- Data for this task
/---
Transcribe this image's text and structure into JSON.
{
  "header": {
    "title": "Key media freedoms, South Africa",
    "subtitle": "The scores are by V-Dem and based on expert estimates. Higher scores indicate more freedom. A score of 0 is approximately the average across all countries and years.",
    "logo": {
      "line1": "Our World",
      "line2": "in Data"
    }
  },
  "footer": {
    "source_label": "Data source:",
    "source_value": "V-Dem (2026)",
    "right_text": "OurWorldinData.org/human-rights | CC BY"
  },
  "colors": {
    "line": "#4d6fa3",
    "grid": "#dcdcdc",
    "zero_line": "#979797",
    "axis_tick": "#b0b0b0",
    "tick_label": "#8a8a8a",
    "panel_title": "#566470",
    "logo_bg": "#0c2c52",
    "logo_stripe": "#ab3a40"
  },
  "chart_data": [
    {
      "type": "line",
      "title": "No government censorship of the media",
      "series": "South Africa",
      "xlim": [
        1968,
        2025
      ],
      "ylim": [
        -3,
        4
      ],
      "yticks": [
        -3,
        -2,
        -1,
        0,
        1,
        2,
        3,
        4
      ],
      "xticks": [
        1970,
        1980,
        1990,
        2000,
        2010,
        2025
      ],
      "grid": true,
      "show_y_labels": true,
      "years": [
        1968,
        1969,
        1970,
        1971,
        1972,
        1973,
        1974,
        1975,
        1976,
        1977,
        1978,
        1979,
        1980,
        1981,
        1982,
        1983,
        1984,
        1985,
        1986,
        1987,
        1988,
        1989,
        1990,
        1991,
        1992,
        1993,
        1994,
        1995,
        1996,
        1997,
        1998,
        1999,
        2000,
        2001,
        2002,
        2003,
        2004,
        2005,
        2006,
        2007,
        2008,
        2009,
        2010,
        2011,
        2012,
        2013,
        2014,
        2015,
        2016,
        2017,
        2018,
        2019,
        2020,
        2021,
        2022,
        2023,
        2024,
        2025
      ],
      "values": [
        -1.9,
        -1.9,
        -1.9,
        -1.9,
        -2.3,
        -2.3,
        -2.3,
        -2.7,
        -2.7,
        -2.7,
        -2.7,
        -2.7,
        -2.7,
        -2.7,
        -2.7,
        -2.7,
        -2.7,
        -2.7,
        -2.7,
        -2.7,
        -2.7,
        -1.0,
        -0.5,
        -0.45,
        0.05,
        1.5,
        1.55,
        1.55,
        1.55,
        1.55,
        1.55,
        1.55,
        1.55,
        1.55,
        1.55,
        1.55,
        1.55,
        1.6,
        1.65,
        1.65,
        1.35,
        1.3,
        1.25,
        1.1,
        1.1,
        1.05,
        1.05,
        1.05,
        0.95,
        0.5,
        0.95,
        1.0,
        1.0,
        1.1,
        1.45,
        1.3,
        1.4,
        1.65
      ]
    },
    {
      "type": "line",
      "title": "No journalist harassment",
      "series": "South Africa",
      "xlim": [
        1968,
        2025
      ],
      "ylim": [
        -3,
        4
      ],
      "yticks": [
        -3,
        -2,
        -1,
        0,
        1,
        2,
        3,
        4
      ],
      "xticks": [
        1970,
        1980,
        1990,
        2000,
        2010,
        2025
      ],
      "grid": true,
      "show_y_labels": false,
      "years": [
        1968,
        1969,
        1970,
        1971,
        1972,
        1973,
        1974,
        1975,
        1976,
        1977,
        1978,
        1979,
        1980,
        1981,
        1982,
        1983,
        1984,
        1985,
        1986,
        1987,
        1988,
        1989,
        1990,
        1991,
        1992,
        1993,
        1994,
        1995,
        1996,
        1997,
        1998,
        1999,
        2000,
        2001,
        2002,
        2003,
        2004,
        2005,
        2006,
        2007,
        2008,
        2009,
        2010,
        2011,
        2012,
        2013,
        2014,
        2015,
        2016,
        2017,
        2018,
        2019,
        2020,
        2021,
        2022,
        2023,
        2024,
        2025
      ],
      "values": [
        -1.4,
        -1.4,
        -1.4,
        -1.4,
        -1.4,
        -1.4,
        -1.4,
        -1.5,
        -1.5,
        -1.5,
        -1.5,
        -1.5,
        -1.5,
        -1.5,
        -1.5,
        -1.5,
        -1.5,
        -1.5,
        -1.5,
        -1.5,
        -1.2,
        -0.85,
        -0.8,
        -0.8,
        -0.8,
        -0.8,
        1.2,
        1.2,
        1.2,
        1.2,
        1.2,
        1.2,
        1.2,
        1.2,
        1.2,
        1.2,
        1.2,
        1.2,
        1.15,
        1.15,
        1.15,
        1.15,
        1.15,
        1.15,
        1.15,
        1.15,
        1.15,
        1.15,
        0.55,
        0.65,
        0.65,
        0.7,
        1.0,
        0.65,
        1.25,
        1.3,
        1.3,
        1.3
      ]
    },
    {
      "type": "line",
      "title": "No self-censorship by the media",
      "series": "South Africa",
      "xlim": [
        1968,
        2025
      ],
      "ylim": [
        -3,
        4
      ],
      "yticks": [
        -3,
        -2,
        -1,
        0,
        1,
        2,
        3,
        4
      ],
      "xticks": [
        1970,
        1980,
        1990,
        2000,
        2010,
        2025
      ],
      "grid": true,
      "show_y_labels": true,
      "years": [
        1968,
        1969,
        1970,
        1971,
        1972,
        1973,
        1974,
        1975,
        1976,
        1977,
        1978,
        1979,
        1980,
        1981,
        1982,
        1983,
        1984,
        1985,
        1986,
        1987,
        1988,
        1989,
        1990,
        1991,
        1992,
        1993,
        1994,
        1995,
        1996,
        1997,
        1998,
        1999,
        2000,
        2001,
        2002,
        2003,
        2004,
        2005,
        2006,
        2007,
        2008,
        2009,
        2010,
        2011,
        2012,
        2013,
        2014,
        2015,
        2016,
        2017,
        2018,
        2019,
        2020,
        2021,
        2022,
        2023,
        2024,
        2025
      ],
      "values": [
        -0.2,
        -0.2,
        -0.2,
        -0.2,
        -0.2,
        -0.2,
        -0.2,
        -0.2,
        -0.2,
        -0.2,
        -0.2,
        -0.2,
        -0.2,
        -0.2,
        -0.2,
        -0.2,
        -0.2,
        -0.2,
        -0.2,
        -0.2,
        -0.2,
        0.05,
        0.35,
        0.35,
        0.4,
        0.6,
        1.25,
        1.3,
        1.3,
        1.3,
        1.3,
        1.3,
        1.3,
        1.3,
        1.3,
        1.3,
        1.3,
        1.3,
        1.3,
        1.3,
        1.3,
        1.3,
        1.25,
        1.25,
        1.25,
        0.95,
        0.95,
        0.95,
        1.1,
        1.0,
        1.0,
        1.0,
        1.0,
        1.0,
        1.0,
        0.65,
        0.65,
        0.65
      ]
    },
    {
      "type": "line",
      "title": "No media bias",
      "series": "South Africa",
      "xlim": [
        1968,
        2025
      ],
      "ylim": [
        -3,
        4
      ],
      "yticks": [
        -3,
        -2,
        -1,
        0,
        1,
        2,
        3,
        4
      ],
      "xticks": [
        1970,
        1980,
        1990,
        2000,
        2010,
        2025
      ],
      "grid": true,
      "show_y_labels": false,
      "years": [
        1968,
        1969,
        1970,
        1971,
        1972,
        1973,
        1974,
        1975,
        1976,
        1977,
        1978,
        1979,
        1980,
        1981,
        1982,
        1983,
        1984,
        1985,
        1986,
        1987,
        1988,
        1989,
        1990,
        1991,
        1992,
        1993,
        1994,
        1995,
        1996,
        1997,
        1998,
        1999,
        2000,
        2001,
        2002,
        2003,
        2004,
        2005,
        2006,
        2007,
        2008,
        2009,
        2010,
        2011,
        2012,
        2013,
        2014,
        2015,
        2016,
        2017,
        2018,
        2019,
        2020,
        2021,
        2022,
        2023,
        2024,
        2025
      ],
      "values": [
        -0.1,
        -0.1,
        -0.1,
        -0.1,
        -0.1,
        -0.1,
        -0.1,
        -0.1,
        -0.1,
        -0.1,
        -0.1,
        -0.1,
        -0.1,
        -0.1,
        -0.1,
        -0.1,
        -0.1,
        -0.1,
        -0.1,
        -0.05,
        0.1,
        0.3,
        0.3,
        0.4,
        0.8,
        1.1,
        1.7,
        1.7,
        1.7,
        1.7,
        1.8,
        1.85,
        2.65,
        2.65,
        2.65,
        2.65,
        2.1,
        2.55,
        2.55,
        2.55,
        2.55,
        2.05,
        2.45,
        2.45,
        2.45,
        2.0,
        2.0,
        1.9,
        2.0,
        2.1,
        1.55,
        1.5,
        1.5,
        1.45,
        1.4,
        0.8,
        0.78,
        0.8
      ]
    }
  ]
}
\---
- Written task
Locate all lines that include the word "censorship" and copy them out.

- Result of this task
      "title": "No government censorship of the media",
      "title": "No self-censorship by the media",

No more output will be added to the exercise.